━━ Material ━━

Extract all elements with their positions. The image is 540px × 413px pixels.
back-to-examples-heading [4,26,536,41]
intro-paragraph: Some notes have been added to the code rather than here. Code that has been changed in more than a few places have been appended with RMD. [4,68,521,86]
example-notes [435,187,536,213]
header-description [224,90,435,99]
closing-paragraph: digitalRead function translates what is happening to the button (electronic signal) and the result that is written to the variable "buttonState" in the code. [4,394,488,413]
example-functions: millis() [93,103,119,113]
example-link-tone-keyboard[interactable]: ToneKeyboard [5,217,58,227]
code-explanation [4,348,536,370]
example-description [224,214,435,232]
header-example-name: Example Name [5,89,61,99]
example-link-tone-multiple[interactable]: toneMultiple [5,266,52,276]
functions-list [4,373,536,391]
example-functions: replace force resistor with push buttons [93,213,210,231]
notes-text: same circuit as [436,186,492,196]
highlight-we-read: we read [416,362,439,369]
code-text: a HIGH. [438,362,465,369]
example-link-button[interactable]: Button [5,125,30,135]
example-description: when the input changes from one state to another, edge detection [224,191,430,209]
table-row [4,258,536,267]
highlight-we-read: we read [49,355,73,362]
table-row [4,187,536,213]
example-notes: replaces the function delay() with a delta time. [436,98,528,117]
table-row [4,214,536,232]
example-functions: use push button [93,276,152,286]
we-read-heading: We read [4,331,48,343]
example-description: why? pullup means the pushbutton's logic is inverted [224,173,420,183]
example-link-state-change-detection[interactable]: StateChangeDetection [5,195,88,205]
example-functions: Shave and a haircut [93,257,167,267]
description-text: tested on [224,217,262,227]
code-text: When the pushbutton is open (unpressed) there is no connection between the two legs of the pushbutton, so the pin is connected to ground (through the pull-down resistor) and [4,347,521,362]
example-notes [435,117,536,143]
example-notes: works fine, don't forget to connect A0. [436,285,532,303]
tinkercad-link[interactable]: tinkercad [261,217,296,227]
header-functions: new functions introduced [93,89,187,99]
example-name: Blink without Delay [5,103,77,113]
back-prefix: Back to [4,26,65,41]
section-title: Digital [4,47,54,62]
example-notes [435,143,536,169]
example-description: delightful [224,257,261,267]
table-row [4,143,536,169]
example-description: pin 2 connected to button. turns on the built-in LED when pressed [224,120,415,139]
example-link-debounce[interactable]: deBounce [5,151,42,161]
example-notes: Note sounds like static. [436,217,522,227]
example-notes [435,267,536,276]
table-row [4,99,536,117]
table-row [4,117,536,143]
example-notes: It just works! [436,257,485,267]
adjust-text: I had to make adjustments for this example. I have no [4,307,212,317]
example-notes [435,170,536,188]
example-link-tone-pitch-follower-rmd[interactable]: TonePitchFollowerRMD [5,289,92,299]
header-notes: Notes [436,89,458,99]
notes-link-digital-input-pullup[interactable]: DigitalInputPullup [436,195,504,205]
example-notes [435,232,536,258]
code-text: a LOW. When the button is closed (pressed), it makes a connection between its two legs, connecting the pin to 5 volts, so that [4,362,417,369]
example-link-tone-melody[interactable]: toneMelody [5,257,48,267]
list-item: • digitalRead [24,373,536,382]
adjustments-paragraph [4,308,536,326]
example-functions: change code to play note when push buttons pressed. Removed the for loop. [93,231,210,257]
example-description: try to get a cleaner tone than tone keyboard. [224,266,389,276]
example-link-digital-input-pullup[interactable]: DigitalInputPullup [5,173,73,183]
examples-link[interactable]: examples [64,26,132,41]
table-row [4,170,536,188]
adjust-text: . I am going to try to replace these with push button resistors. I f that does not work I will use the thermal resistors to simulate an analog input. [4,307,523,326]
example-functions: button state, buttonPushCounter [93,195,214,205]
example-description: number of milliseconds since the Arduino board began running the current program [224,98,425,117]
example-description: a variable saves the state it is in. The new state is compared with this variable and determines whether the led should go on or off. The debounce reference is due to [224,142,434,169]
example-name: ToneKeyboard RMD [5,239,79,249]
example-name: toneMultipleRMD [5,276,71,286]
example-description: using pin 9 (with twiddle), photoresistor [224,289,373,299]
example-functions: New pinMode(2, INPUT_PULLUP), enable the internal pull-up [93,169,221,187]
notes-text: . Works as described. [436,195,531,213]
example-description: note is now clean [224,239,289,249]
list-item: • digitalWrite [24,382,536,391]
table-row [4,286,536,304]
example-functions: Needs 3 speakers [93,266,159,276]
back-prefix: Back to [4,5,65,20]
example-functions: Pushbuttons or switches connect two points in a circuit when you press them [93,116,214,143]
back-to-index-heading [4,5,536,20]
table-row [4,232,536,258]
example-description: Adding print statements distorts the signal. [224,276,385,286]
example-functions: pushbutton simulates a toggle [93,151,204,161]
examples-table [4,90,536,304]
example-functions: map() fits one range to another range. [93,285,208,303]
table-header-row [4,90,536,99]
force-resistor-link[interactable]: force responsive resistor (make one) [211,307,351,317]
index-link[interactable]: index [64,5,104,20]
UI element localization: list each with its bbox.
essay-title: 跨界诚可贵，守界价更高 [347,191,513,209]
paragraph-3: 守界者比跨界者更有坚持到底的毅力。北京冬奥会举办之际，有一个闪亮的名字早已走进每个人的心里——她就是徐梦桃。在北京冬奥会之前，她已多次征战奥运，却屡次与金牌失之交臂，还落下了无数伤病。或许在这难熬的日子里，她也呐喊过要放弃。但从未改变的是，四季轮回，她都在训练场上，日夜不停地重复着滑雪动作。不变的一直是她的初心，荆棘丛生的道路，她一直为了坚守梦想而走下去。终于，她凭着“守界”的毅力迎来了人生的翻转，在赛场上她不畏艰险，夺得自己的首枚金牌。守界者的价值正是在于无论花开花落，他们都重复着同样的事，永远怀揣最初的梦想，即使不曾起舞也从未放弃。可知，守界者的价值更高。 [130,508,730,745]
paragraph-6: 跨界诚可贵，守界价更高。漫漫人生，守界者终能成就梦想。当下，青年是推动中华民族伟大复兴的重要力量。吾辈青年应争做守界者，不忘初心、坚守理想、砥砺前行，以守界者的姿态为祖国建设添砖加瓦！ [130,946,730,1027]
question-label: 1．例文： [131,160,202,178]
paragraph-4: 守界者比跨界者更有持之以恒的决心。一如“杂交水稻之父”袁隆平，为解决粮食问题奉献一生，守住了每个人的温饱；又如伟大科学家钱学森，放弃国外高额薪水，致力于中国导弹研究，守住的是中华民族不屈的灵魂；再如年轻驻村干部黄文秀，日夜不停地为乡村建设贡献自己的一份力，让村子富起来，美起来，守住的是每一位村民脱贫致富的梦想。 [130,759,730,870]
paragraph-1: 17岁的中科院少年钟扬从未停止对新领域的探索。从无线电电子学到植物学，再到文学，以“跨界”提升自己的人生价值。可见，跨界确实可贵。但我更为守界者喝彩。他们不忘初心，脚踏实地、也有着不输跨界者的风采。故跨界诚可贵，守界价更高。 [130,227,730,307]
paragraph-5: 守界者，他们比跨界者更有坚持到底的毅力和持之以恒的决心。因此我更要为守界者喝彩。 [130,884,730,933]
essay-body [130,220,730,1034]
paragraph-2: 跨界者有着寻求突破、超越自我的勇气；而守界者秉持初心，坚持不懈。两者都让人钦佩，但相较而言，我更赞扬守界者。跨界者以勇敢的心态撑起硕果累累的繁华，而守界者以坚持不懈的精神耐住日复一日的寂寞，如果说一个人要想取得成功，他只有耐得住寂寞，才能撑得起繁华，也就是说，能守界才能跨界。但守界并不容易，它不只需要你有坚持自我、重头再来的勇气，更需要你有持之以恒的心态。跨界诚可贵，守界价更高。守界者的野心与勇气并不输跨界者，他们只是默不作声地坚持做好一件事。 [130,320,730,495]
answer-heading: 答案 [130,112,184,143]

━━━

- _Problem to solve_
Count the lines of the records that contain the string "than", treating uppercase and lowercase as different, and give only the number.

- _Response for this exercise_
2